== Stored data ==
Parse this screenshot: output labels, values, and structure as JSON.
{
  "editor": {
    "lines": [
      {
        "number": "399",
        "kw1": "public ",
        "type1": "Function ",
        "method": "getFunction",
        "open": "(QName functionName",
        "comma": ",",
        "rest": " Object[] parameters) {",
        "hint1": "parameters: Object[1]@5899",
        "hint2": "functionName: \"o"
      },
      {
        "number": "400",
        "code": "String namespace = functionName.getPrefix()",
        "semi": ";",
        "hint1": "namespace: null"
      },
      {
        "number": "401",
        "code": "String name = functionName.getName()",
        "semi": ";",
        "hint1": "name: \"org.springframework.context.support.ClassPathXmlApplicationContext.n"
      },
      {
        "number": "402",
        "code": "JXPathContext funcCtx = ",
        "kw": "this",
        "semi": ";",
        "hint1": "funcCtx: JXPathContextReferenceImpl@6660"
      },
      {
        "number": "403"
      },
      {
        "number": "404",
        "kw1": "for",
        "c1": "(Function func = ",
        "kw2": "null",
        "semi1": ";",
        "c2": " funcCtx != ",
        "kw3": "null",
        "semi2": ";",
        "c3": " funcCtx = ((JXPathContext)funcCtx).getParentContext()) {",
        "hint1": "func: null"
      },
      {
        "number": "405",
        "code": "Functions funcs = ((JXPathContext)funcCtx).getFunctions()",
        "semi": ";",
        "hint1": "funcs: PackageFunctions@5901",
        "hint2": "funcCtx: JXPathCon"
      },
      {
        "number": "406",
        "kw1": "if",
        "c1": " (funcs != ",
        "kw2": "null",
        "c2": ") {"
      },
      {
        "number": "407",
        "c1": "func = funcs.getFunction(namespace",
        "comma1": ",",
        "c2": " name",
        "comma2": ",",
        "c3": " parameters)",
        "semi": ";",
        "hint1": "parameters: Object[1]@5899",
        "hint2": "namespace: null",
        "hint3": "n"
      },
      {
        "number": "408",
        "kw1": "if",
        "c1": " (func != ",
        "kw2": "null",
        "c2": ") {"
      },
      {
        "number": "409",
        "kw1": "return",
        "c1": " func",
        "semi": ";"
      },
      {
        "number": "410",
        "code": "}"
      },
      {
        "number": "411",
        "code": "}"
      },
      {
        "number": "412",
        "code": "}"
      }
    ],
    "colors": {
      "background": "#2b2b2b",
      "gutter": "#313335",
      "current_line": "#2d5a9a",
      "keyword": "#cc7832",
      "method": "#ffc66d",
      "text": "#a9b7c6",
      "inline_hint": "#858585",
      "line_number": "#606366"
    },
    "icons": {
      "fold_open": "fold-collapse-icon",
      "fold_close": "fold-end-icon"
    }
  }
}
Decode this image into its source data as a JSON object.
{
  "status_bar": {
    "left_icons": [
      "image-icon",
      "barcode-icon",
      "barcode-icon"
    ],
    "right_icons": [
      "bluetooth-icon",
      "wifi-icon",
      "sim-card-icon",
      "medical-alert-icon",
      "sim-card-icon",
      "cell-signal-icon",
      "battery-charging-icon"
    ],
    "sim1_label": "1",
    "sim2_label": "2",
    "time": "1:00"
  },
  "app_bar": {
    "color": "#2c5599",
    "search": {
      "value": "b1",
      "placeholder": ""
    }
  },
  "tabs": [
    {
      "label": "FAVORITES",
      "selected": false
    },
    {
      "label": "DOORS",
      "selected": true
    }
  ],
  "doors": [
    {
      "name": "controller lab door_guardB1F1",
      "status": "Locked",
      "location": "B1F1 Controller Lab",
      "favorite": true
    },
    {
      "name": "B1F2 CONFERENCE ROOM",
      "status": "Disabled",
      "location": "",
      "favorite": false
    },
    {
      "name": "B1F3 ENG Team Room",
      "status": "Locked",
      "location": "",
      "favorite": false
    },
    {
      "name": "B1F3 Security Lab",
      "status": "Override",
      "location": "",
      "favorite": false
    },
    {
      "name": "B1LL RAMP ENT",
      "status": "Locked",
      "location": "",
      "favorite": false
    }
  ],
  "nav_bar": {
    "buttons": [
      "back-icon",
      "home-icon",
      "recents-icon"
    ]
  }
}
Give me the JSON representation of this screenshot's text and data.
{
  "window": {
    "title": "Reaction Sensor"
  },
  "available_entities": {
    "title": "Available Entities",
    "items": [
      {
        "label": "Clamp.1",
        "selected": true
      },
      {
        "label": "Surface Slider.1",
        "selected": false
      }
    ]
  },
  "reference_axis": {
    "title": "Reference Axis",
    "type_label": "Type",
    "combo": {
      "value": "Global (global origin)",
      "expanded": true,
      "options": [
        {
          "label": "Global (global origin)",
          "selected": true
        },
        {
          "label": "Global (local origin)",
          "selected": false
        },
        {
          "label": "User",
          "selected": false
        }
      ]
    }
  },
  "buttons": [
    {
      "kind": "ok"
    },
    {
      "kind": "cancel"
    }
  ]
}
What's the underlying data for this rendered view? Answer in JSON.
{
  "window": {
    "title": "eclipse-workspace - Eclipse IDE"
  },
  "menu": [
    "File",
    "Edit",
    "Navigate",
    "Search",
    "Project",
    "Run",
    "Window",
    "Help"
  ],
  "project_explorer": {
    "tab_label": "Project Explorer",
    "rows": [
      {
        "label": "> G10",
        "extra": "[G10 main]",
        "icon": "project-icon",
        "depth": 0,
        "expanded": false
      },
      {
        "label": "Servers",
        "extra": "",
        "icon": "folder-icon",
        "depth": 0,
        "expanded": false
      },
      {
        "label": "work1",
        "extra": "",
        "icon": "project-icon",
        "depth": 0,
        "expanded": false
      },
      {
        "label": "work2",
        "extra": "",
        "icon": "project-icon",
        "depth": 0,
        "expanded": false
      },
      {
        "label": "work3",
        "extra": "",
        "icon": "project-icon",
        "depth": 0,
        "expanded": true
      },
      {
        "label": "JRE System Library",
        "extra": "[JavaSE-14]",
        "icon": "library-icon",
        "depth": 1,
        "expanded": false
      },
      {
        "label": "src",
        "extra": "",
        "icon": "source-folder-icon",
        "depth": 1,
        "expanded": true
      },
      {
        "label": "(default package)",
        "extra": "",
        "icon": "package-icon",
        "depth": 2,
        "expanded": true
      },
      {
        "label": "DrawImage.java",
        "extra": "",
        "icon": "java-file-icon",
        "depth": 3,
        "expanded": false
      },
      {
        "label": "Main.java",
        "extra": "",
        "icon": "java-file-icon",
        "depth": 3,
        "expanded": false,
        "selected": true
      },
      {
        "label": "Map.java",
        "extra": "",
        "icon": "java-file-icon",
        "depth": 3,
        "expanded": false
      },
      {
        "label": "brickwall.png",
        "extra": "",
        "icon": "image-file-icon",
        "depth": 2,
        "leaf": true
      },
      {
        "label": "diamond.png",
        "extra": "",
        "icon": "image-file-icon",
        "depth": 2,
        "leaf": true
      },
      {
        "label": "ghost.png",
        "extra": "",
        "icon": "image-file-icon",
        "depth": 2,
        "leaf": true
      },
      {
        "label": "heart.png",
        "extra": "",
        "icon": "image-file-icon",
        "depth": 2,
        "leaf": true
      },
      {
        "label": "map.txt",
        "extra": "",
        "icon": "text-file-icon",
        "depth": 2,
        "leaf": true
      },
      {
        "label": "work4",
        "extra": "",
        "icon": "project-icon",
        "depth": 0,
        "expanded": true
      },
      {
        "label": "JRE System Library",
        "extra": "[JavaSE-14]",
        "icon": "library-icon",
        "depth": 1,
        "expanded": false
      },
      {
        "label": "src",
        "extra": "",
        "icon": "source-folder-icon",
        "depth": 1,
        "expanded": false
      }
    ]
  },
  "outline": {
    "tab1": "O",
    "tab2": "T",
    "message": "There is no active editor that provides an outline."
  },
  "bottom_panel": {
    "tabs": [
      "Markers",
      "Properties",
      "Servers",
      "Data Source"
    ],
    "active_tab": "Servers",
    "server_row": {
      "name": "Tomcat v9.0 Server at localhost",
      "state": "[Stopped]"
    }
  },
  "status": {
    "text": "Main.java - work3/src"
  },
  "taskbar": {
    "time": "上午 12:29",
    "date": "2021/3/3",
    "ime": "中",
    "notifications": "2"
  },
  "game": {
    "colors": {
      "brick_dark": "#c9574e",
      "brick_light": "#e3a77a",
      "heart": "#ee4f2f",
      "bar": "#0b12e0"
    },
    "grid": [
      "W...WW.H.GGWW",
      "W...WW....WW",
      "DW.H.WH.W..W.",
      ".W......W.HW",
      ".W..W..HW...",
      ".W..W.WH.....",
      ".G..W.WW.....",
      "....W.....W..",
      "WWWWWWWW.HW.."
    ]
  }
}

== EXERCISE BRIEF ==
Go through the records above and copy every line with the word "screenshot".

== SOLUTION ==
Parse this screenshot: output labels, values, and structure as JSON.
Give me the JSON representation of this screenshot's text and data.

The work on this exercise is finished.